What is expected —
Report every line in the listing that contains the string "Millimeters".
┌─ Given entries
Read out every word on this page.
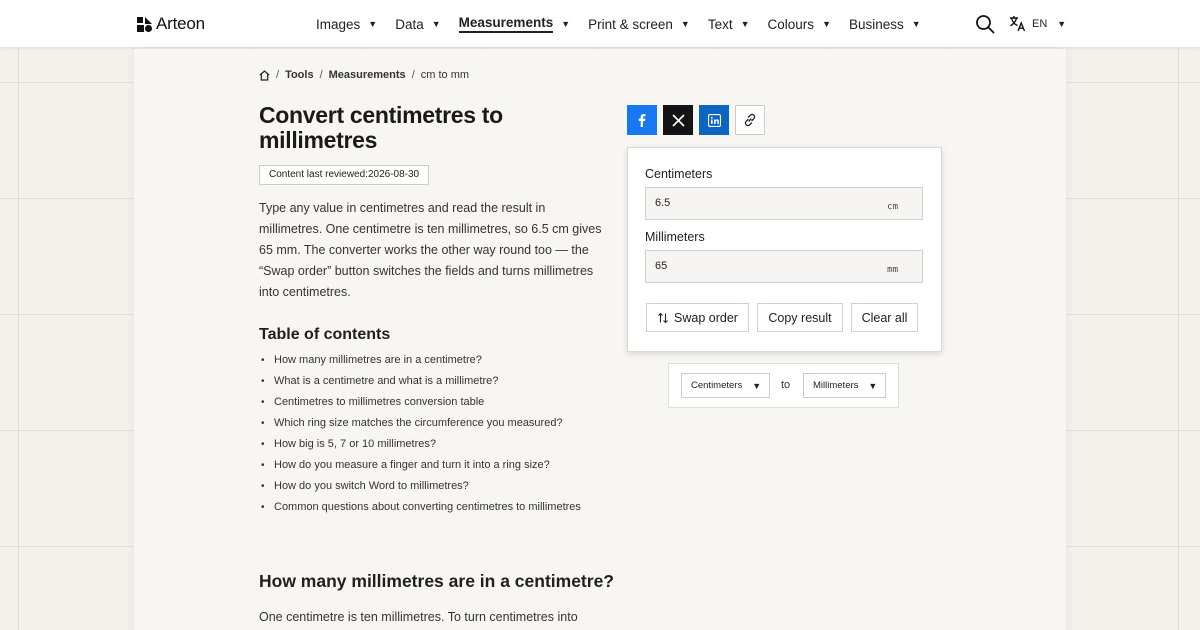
Arteon	Images ▼ Data ▼ Measurements ▼ Print & screen ▼ Text ▼ Colours ▼ Business ▼	EN ▼
/ Tools / Measurements / cm to mm
Convert centimetres to millimetres
Content last reviewed: 2026-08-30

Type any value in centimetres and read the result in millimetres. One centimetre is ten millimetres, so 6.5 cm gives 65 mm. The converter works the other way round too — the “Swap order” button switches the fields and turns millimetres into centimetres.

Table of contents
• How many millimetres are in a centimetre?
• What is a centimetre and what is a millimetre?
• Centimetres to millimetres conversion table
• Which ring size matches the circumference you measured?
• How big is 5, 7 or 10 millimetres?
• How do you measure a finger and turn it into a ring size?
• How do you switch Word to millimetres?
• Common questions about converting centimetres to millimetres
How many millimetres are in a centimetre?

One centimetre is ten millimetres. To turn centimetres into

Centimeters
6.5	cm
Millimeters
65	mm
Swap order	Copy result	Clear all
Centimeters ▼ to Millimeters ▼
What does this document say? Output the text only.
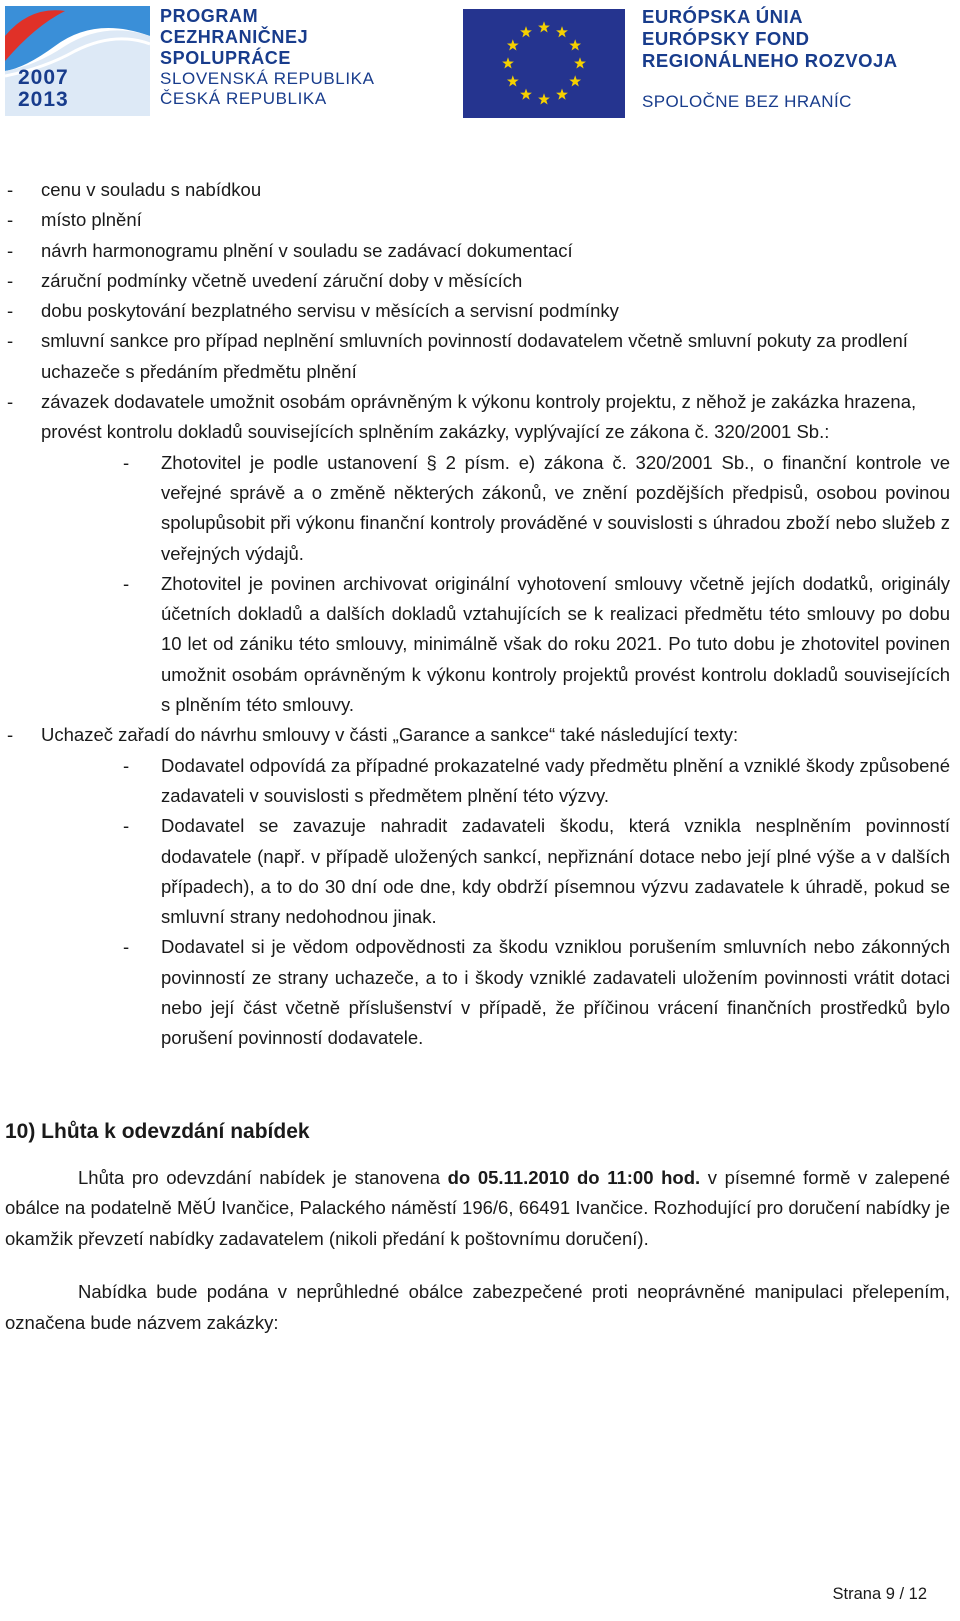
2007
2013
PROGRAM
CEZHRANIČNEJ
SPOLUPRÁCE
SLOVENSKÁ REPUBLIKA
ČESKÁ REPUBLIKA
EURÓPSKA ÚNIA
EURÓPSKY FOND
REGIONÁLNEHO ROZVOJA
SPOLOČNE BEZ HRANÍC
- cenu v souladu s nabídkou
- místo plnění
- návrh harmonogramu plnění v souladu se zadávací dokumentací
- záruční podmínky včetně uvedení záruční doby v měsících
- dobu poskytování bezplatného servisu v měsících a servisní podmínky
- smluvní sankce pro případ neplnění smluvních povinností dodavatelem včetně smluvní pokuty za prodlení uchazeče s předáním předmětu plnění
- závazek dodavatele umožnit osobám oprávněným k výkonu kontroly projektu, z něhož je zakázka hrazena, provést kontrolu dokladů souvisejících splněním zakázky, vyplývající ze zákona č. 320/2001 Sb.:
- Zhotovitel je podle ustanovení § 2 písm. e) zákona č. 320/2001 Sb., o finanční kontrole ve veřejné správě a o změně některých zákonů, ve znění pozdějších předpisů, osobou povinou spolupůsobit při výkonu finanční kontroly prováděné v souvislosti s úhradou zboží nebo služeb z veřejných výdajů.
- Zhotovitel je povinen archivovat originální vyhotovení smlouvy včetně jejích dodatků, originály účetních dokladů a dalších dokladů vztahujících se k realizaci předmětu této smlouvy po dobu 10 let od zániku této smlouvy, minimálně však do roku 2021. Po tuto dobu je zhotovitel povinen umožnit osobám oprávněným k výkonu kontroly projektů provést kontrolu dokladů souvisejících s plněním této smlouvy.
- Uchazeč zařadí do návrhu smlouvy v části „Garance a sankce“ také následující texty:
- Dodavatel odpovídá za případné prokazatelné vady předmětu plnění a vzniklé škody způsobené zadavateli v souvislosti s předmětem plnění této výzvy.
- Dodavatel se zavazuje nahradit zadavateli škodu, která vznikla nesplněním povinností dodavatele (např. v případě uložených sankcí, nepřiznání dotace nebo její plné výše a v dalších případech), a to do 30 dní ode dne, kdy obdrží písemnou výzvu zadavatele k úhradě, pokud se smluvní strany nedohodnou jinak.
- Dodavatel si je vědom odpovědnosti za škodu vzniklou porušením smluvních nebo zákonných povinností ze strany uchazeče, a to i škody vzniklé zadavateli uložením povinnosti vrátit dotaci nebo její část včetně příslušenství v případě, že příčinou vrácení finančních prostředků bylo porušení povinností dodavatele.
10) Lhůta k odevzdání nabídek
Lhůta pro odevzdání nabídek je stanovena do 05.11.2010 do 11:00 hod. v písemné formě v zalepené obálce na podatelně MěÚ Ivančice, Palackého náměstí 196/6, 66491 Ivančice. Rozhodující pro doručení nabídky je okamžik převzetí nabídky zadavatelem (nikoli předání k poštovnímu doručení).
Nabídka bude podána v neprůhledné obálce zabezpečené proti neoprávněné manipulaci přelepením, označena bude názvem zakázky:
Strana 9 / 12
└─
Written answer —
Millimeters
Centimeters ▼ to Millimeters ▼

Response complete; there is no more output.